| WHAT IS NEEDED |
In your copy, repeat the records exactly and leave out the pictures.

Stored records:

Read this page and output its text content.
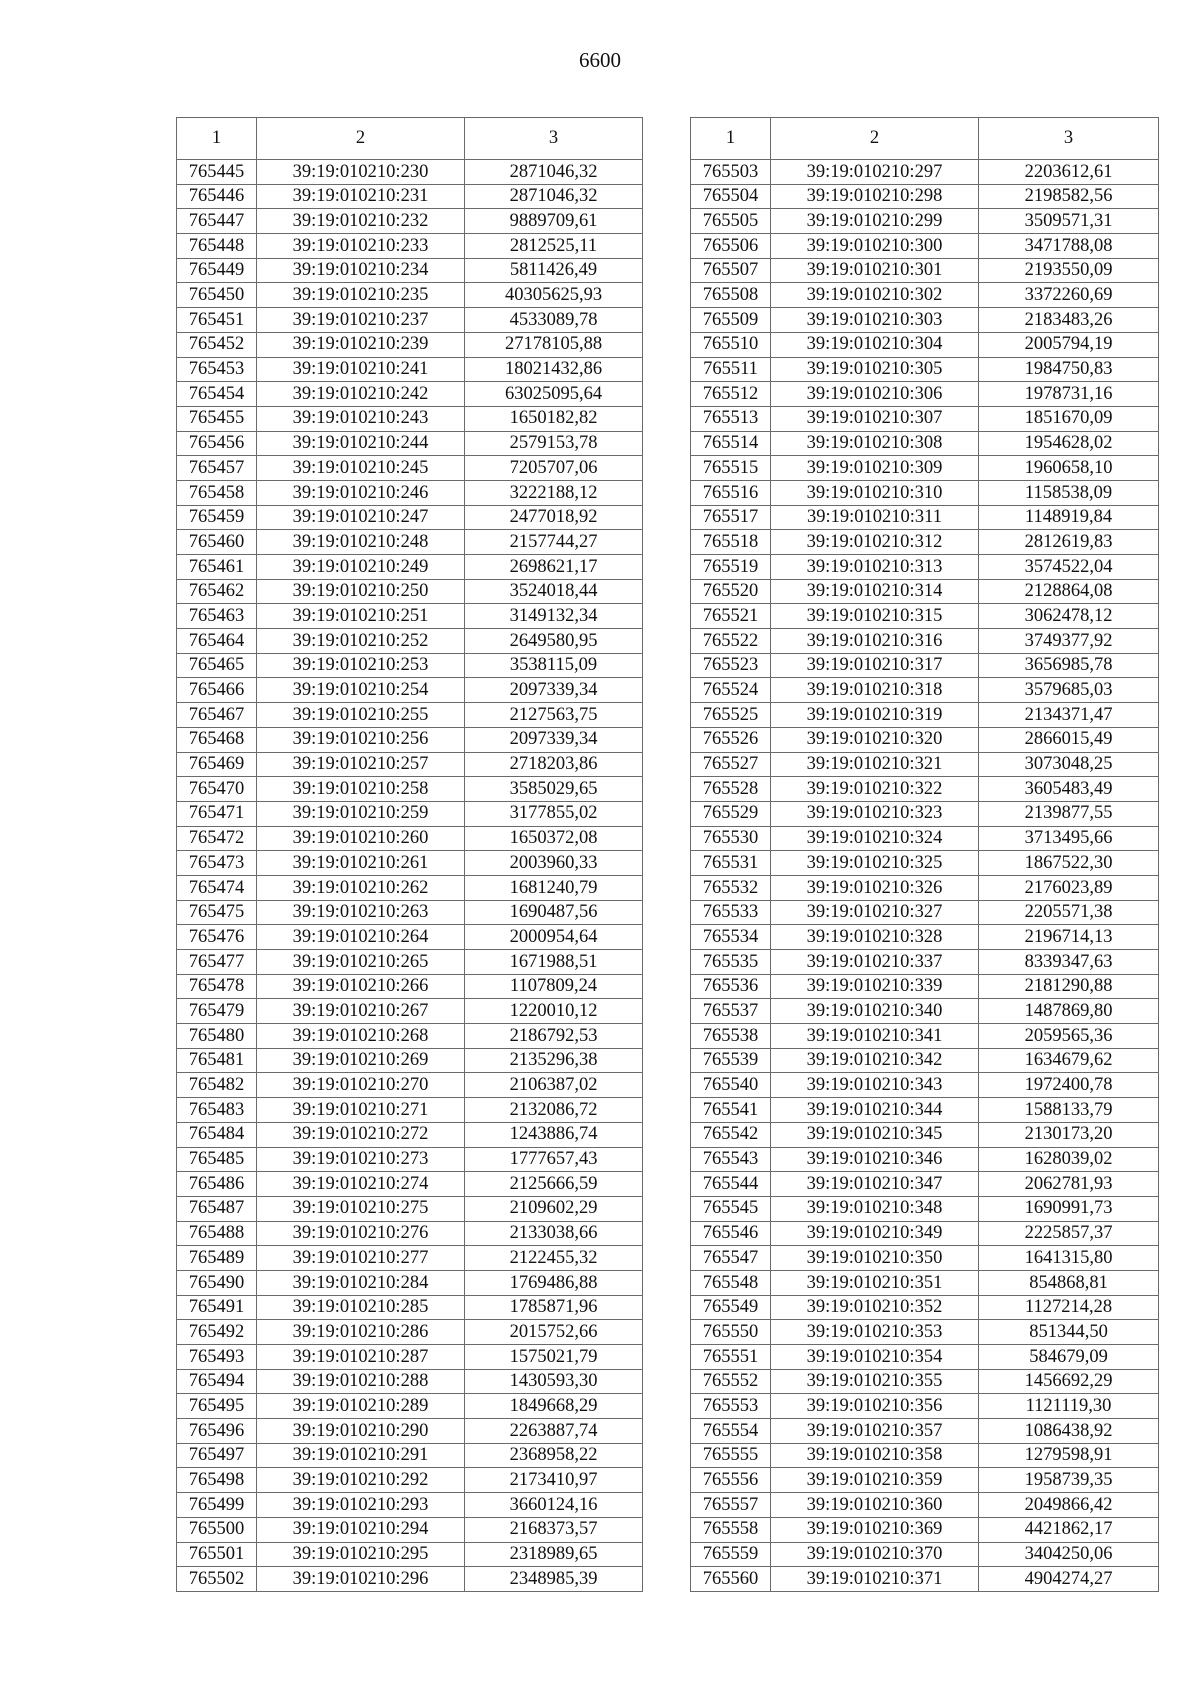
6600
1	2	3
765445	39:19:010210:230	2871046,32
765446	39:19:010210:231	2871046,32
765447	39:19:010210:232	9889709,61
765448	39:19:010210:233	2812525,11
765449	39:19:010210:234	5811426,49
765450	39:19:010210:235	40305625,93
765451	39:19:010210:237	4533089,78
765452	39:19:010210:239	27178105,88
765453	39:19:010210:241	18021432,86
765454	39:19:010210:242	63025095,64
765455	39:19:010210:243	1650182,82
765456	39:19:010210:244	2579153,78
765457	39:19:010210:245	7205707,06
765458	39:19:010210:246	3222188,12
765459	39:19:010210:247	2477018,92
765460	39:19:010210:248	2157744,27
765461	39:19:010210:249	2698621,17
765462	39:19:010210:250	3524018,44
765463	39:19:010210:251	3149132,34
765464	39:19:010210:252	2649580,95
765465	39:19:010210:253	3538115,09
765466	39:19:010210:254	2097339,34
765467	39:19:010210:255	2127563,75
765468	39:19:010210:256	2097339,34
765469	39:19:010210:257	2718203,86
765470	39:19:010210:258	3585029,65
765471	39:19:010210:259	3177855,02
765472	39:19:010210:260	1650372,08
765473	39:19:010210:261	2003960,33
765474	39:19:010210:262	1681240,79
765475	39:19:010210:263	1690487,56
765476	39:19:010210:264	2000954,64
765477	39:19:010210:265	1671988,51
765478	39:19:010210:266	1107809,24
765479	39:19:010210:267	1220010,12
765480	39:19:010210:268	2186792,53
765481	39:19:010210:269	2135296,38
765482	39:19:010210:270	2106387,02
765483	39:19:010210:271	2132086,72
765484	39:19:010210:272	1243886,74
765485	39:19:010210:273	1777657,43
765486	39:19:010210:274	2125666,59
765487	39:19:010210:275	2109602,29
765488	39:19:010210:276	2133038,66
765489	39:19:010210:277	2122455,32
765490	39:19:010210:284	1769486,88
765491	39:19:010210:285	1785871,96
765492	39:19:010210:286	2015752,66
765493	39:19:010210:287	1575021,79
765494	39:19:010210:288	1430593,30
765495	39:19:010210:289	1849668,29
765496	39:19:010210:290	2263887,74
765497	39:19:010210:291	2368958,22
765498	39:19:010210:292	2173410,97
765499	39:19:010210:293	3660124,16
765500	39:19:010210:294	2168373,57
765501	39:19:010210:295	2318989,65
765502	39:19:010210:296	2348985,39
1	2	3
765503	39:19:010210:297	2203612,61
765504	39:19:010210:298	2198582,56
765505	39:19:010210:299	3509571,31
765506	39:19:010210:300	3471788,08
765507	39:19:010210:301	2193550,09
765508	39:19:010210:302	3372260,69
765509	39:19:010210:303	2183483,26
765510	39:19:010210:304	2005794,19
765511	39:19:010210:305	1984750,83
765512	39:19:010210:306	1978731,16
765513	39:19:010210:307	1851670,09
765514	39:19:010210:308	1954628,02
765515	39:19:010210:309	1960658,10
765516	39:19:010210:310	1158538,09
765517	39:19:010210:311	1148919,84
765518	39:19:010210:312	2812619,83
765519	39:19:010210:313	3574522,04
765520	39:19:010210:314	2128864,08
765521	39:19:010210:315	3062478,12
765522	39:19:010210:316	3749377,92
765523	39:19:010210:317	3656985,78
765524	39:19:010210:318	3579685,03
765525	39:19:010210:319	2134371,47
765526	39:19:010210:320	2866015,49
765527	39:19:010210:321	3073048,25
765528	39:19:010210:322	3605483,49
765529	39:19:010210:323	2139877,55
765530	39:19:010210:324	3713495,66
765531	39:19:010210:325	1867522,30
765532	39:19:010210:326	2176023,89
765533	39:19:010210:327	2205571,38
765534	39:19:010210:328	2196714,13
765535	39:19:010210:337	8339347,63
765536	39:19:010210:339	2181290,88
765537	39:19:010210:340	1487869,80
765538	39:19:010210:341	2059565,36
765539	39:19:010210:342	1634679,62
765540	39:19:010210:343	1972400,78
765541	39:19:010210:344	1588133,79
765542	39:19:010210:345	2130173,20
765543	39:19:010210:346	1628039,02
765544	39:19:010210:347	2062781,93
765545	39:19:010210:348	1690991,73
765546	39:19:010210:349	2225857,37
765547	39:19:010210:350	1641315,80
765548	39:19:010210:351	854868,81
765549	39:19:010210:352	1127214,28
765550	39:19:010210:353	851344,50
765551	39:19:010210:354	584679,09
765552	39:19:010210:355	1456692,29
765553	39:19:010210:356	1121119,30
765554	39:19:010210:357	1086438,92
765555	39:19:010210:358	1279598,91
765556	39:19:010210:359	1958739,35
765557	39:19:010210:360	2049866,42
765558	39:19:010210:369	4421862,17
765559	39:19:010210:370	3404250,06
765560	39:19:010210:371	4904274,27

| RESPONSE |
Read this page and output its text content.
6600
1	2	3
765445	39:19:010210:230	2871046,32
765446	39:19:010210:231	2871046,32
765447	39:19:010210:232	9889709,61
765448	39:19:010210:233	2812525,11
765449	39:19:010210:234	5811426,49
765450	39:19:010210:235	40305625,93
765451	39:19:010210:237	4533089,78
765452	39:19:010210:239	27178105,88
765453	39:19:010210:241	18021432,86
765454	39:19:010210:242	63025095,64
765455	39:19:010210:243	1650182,82
765456	39:19:010210:244	2579153,78
765457	39:19:010210:245	7205707,06
765458	39:19:010210:246	3222188,12
765459	39:19:010210:247	2477018,92
765460	39:19:010210:248	2157744,27
765461	39:19:010210:249	2698621,17
765462	39:19:010210:250	3524018,44
765463	39:19:010210:251	3149132,34
765464	39:19:010210:252	2649580,95
765465	39:19:010210:253	3538115,09
765466	39:19:010210:254	2097339,34
765467	39:19:010210:255	2127563,75
765468	39:19:010210:256	2097339,34
765469	39:19:010210:257	2718203,86
765470	39:19:010210:258	3585029,65
765471	39:19:010210:259	3177855,02
765472	39:19:010210:260	1650372,08
765473	39:19:010210:261	2003960,33
765474	39:19:010210:262	1681240,79
765475	39:19:010210:263	1690487,56
765476	39:19:010210:264	2000954,64
765477	39:19:010210:265	1671988,51
765478	39:19:010210:266	1107809,24
765479	39:19:010210:267	1220010,12
765480	39:19:010210:268	2186792,53
765481	39:19:010210:269	2135296,38
765482	39:19:010210:270	2106387,02
765483	39:19:010210:271	2132086,72
765484	39:19:010210:272	1243886,74
765485	39:19:010210:273	1777657,43
765486	39:19:010210:274	2125666,59
765487	39:19:010210:275	2109602,29
765488	39:19:010210:276	2133038,66
765489	39:19:010210:277	2122455,32
765490	39:19:010210:284	1769486,88
765491	39:19:010210:285	1785871,96
765492	39:19:010210:286	2015752,66
765493	39:19:010210:287	1575021,79
765494	39:19:010210:288	1430593,30
765495	39:19:010210:289	1849668,29
765496	39:19:010210:290	2263887,74
765497	39:19:010210:291	2368958,22
765498	39:19:010210:292	2173410,97
765499	39:19:010210:293	3660124,16
765500	39:19:010210:294	2168373,57
765501	39:19:010210:295	2318989,65
765502	39:19:010210:296	2348985,39
1	2	3
765503	39:19:010210:297	2203612,61
765504	39:19:010210:298	2198582,56
765505	39:19:010210:299	3509571,31
765506	39:19:010210:300	3471788,08
765507	39:19:010210:301	2193550,09
765508	39:19:010210:302	3372260,69
765509	39:19:010210:303	2183483,26
765510	39:19:010210:304	2005794,19
765511	39:19:010210:305	1984750,83
765512	39:19:010210:306	1978731,16
765513	39:19:010210:307	1851670,09
765514	39:19:010210:308	1954628,02
765515	39:19:010210:309	1960658,10
765516	39:19:010210:310	1158538,09
765517	39:19:010210:311	1148919,84
765518	39:19:010210:312	2812619,83
765519	39:19:010210:313	3574522,04
765520	39:19:010210:314	2128864,08
765521	39:19:010210:315	3062478,12
765522	39:19:010210:316	3749377,92
765523	39:19:010210:317	3656985,78
765524	39:19:010210:318	3579685,03
765525	39:19:010210:319	2134371,47
765526	39:19:010210:320	2866015,49
765527	39:19:010210:321	3073048,25
765528	39:19:010210:322	3605483,49
765529	39:19:010210:323	2139877,55
765530	39:19:010210:324	3713495,66
765531	39:19:010210:325	1867522,30
765532	39:19:010210:326	2176023,89
765533	39:19:010210:327	2205571,38
765534	39:19:010210:328	2196714,13
765535	39:19:010210:337	8339347,63
765536	39:19:010210:339	2181290,88
765537	39:19:010210:340	1487869,80
765538	39:19:010210:341	2059565,36
765539	39:19:010210:342	1634679,62
765540	39:19:010210:343	1972400,78
765541	39:19:010210:344	1588133,79
765542	39:19:010210:345	2130173,20
765543	39:19:010210:346	1628039,02
765544	39:19:010210:347	2062781,93
765545	39:19:010210:348	1690991,73
765546	39:19:010210:349	2225857,37
765547	39:19:010210:350	1641315,80
765548	39:19:010210:351	854868,81
765549	39:19:010210:352	1127214,28
765550	39:19:010210:353	851344,50
765551	39:19:010210:354	584679,09
765552	39:19:010210:355	1456692,29
765553	39:19:010210:356	1121119,30
765554	39:19:010210:357	1086438,92
765555	39:19:010210:358	1279598,91
765556	39:19:010210:359	1958739,35
765557	39:19:010210:360	2049866,42
765558	39:19:010210:369	4421862,17
765559	39:19:010210:370	3404250,06
765560	39:19:010210:371	4904274,27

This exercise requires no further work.